Extracted records
------------------------------------------------------------

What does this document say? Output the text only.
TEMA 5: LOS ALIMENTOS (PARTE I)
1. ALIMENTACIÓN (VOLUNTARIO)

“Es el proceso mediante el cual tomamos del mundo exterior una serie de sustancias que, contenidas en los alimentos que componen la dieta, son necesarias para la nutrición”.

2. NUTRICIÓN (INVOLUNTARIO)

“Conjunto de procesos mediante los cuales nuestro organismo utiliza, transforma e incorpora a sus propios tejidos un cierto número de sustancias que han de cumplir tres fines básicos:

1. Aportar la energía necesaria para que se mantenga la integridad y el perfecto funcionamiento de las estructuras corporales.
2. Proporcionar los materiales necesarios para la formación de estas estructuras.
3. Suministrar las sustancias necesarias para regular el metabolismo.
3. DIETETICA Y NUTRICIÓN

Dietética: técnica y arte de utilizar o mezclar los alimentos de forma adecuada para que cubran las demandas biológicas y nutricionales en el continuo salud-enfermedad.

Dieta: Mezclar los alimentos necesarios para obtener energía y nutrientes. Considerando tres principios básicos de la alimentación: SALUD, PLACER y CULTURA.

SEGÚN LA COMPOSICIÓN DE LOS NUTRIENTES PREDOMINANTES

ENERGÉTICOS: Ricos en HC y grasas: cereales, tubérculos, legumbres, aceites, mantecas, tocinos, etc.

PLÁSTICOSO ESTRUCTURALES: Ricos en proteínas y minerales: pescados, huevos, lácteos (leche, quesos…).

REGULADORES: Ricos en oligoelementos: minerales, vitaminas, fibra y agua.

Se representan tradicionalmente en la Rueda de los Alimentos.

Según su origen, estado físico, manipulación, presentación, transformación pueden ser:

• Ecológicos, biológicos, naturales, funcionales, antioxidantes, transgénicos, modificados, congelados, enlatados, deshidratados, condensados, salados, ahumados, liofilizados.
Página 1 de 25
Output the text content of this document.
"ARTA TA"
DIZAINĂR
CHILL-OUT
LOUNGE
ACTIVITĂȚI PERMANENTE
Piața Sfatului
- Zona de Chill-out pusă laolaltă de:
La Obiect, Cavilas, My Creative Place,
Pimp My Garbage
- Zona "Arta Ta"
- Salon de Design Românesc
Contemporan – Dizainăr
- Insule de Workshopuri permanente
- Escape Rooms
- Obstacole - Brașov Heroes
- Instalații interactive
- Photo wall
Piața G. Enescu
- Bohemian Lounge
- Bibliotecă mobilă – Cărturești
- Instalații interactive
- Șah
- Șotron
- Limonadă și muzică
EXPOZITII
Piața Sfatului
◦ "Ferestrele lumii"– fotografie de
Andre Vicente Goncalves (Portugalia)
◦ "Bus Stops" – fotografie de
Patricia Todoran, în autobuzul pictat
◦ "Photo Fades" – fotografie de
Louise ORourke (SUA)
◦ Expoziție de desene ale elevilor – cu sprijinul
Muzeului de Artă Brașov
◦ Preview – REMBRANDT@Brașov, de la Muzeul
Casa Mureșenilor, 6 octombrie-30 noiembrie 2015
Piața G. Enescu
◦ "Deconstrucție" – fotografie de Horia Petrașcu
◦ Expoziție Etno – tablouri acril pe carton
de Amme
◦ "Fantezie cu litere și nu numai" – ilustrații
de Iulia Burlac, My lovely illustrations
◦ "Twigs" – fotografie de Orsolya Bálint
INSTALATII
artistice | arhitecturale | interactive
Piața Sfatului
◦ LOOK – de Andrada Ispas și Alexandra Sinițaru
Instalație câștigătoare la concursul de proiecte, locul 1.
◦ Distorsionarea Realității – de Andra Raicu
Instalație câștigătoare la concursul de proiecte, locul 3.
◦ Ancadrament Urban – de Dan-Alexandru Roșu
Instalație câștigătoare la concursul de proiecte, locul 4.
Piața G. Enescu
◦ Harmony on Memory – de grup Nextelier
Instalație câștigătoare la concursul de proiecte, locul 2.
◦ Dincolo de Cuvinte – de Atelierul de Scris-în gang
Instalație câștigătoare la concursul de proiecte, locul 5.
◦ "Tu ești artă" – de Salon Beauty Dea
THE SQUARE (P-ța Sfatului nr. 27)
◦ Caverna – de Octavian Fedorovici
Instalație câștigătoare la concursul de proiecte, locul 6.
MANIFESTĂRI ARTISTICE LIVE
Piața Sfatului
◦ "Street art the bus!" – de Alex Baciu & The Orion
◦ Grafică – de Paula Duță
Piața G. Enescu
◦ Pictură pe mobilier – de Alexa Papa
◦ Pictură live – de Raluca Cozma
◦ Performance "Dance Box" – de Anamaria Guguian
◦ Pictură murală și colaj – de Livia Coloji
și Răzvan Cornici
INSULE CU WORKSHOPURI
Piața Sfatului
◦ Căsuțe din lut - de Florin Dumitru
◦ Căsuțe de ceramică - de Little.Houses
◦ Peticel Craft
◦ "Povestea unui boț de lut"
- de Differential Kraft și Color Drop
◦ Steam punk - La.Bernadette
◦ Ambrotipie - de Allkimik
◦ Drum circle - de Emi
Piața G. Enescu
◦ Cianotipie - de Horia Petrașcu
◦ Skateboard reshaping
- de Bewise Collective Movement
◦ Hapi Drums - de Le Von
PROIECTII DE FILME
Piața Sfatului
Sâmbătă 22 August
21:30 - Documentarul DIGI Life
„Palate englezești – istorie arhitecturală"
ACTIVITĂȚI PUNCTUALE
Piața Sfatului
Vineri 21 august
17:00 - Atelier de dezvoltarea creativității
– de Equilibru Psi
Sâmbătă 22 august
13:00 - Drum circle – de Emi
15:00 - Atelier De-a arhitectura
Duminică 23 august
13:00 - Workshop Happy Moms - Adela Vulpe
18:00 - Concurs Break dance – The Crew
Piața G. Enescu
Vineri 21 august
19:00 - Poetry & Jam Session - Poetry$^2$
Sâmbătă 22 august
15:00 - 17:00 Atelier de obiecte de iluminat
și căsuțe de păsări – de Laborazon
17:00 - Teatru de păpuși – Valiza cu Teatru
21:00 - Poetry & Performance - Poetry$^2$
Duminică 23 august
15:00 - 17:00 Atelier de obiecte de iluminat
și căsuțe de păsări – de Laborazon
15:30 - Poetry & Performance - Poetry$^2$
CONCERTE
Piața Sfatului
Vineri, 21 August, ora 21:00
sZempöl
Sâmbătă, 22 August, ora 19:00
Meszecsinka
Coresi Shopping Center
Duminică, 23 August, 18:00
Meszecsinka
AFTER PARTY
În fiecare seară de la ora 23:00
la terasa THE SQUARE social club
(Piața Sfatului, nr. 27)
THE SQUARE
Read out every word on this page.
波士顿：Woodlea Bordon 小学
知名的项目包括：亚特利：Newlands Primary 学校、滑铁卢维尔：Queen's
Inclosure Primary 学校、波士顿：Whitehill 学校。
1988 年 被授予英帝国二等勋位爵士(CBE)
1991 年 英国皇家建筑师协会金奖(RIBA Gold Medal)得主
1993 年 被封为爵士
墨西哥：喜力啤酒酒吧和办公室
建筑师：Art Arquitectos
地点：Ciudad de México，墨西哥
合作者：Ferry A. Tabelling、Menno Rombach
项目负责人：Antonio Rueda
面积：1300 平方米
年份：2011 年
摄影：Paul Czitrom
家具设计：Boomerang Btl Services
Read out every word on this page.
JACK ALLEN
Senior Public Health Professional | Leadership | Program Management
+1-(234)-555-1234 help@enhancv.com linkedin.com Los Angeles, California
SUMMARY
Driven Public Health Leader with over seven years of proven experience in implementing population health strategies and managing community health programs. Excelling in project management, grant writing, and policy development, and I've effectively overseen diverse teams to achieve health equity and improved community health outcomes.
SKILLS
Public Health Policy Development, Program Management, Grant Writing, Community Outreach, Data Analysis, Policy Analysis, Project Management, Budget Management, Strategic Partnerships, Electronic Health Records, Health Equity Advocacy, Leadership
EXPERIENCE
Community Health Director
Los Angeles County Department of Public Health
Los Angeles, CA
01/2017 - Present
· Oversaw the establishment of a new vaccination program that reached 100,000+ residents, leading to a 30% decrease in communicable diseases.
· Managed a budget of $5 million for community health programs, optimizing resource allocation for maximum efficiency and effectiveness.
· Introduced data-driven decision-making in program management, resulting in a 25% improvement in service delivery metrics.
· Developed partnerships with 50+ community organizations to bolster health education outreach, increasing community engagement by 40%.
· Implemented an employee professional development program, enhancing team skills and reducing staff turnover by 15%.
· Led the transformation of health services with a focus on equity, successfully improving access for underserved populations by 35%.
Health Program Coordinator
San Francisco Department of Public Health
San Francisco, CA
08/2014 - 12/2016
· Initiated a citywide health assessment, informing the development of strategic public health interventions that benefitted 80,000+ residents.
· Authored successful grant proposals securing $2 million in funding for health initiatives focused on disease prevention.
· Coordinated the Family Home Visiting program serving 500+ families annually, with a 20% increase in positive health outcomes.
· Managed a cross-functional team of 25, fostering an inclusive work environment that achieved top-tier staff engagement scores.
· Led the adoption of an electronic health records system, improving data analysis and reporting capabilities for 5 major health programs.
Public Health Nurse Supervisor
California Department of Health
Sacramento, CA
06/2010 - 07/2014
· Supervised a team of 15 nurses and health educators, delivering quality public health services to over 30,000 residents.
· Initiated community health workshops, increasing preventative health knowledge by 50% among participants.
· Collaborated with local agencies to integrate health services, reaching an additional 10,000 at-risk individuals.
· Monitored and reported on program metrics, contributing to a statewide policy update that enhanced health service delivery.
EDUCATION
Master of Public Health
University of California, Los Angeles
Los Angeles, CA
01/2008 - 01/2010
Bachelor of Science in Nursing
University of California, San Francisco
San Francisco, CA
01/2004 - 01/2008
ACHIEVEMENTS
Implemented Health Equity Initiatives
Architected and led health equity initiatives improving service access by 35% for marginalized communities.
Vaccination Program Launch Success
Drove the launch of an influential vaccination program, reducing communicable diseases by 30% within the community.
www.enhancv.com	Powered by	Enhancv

------------------------------------------------------------

Written request
In the records above, collect each line with "tres".

Correct response
“Conjunto de procesos mediante los cuales nuestro organismo utiliza, transforma e incorpora a sus propios tejidos un cierto número de sustancias que han de cumplir tres fines básicos:
Dieta: Mezclar los alimentos necesarios para obtener energía y nutrientes. Considerando tres principios básicos de la alimentación: SALUD, PLACER y CULTURA.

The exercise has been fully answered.